* Begin Raw data *

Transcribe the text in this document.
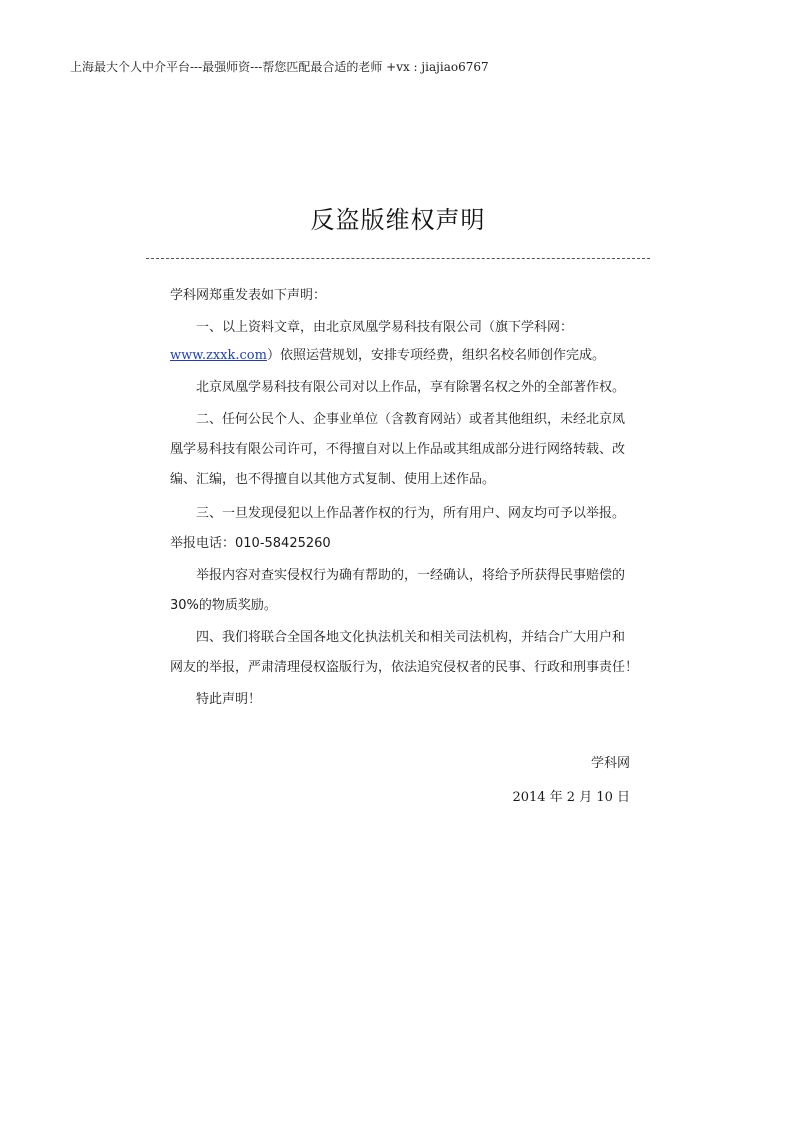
上海最大个人中介平台---最强师资---帮您匹配最合适的老师 +vx : jiajiao6767
反盗版维权声明
学科网郑重发表如下声明：
一、以上资料文章，由北京凤凰学易科技有限公司（旗下学科网：
www.zxxk.com）依照运营规划，安排专项经费，组织名校名师创作完成。
北京凤凰学易科技有限公司对以上作品，享有除署名权之外的全部著作权。
二、任何公民个人、企事业单位（含教育网站）或者其他组织，未经北京凤
凰学易科技有限公司许可，不得擅自对以上作品或其组成部分进行网络转载、改
编、汇编，也不得擅自以其他方式复制、使用上述作品。
三、一旦发现侵犯以上作品著作权的行为，所有用户、网友均可予以举报。
举报电话：010-58425260
举报内容对查实侵权行为确有帮助的，一经确认，将给予所获得民事赔偿的
30%的物质奖励。
四、我们将联合全国各地文化执法机关和相关司法机构，并结合广大用户和
网友的举报，严肃清理侵权盗版行为，依法追究侵权者的民事、行政和刑事责任！
特此声明！
学科网
2014 年 2 月 10 日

* End Raw data *

[Your objective]
Copy the data word for word. Pictures do not go in the copy.

[Expected answer]
Transcribe the text in this document.
上海最大个人中介平台---最强师资---帮您匹配最合适的老师 +vx : jiajiao6767
反盗版维权声明
学科网郑重发表如下声明：
一、以上资料文章，由北京凤凰学易科技有限公司（旗下学科网：
www.zxxk.com）依照运营规划，安排专项经费，组织名校名师创作完成。
北京凤凰学易科技有限公司对以上作品，享有除署名权之外的全部著作权。
二、任何公民个人、企事业单位（含教育网站）或者其他组织，未经北京凤
凰学易科技有限公司许可，不得擅自对以上作品或其组成部分进行网络转载、改
编、汇编，也不得擅自以其他方式复制、使用上述作品。
三、一旦发现侵犯以上作品著作权的行为，所有用户、网友均可予以举报。
举报电话：010-58425260
举报内容对查实侵权行为确有帮助的，一经确认，将给予所获得民事赔偿的
30%的物质奖励。
四、我们将联合全国各地文化执法机关和相关司法机构，并结合广大用户和
网友的举报，严肃清理侵权盗版行为，依法追究侵权者的民事、行政和刑事责任！
特此声明！
学科网
2014 年 2 月 10 日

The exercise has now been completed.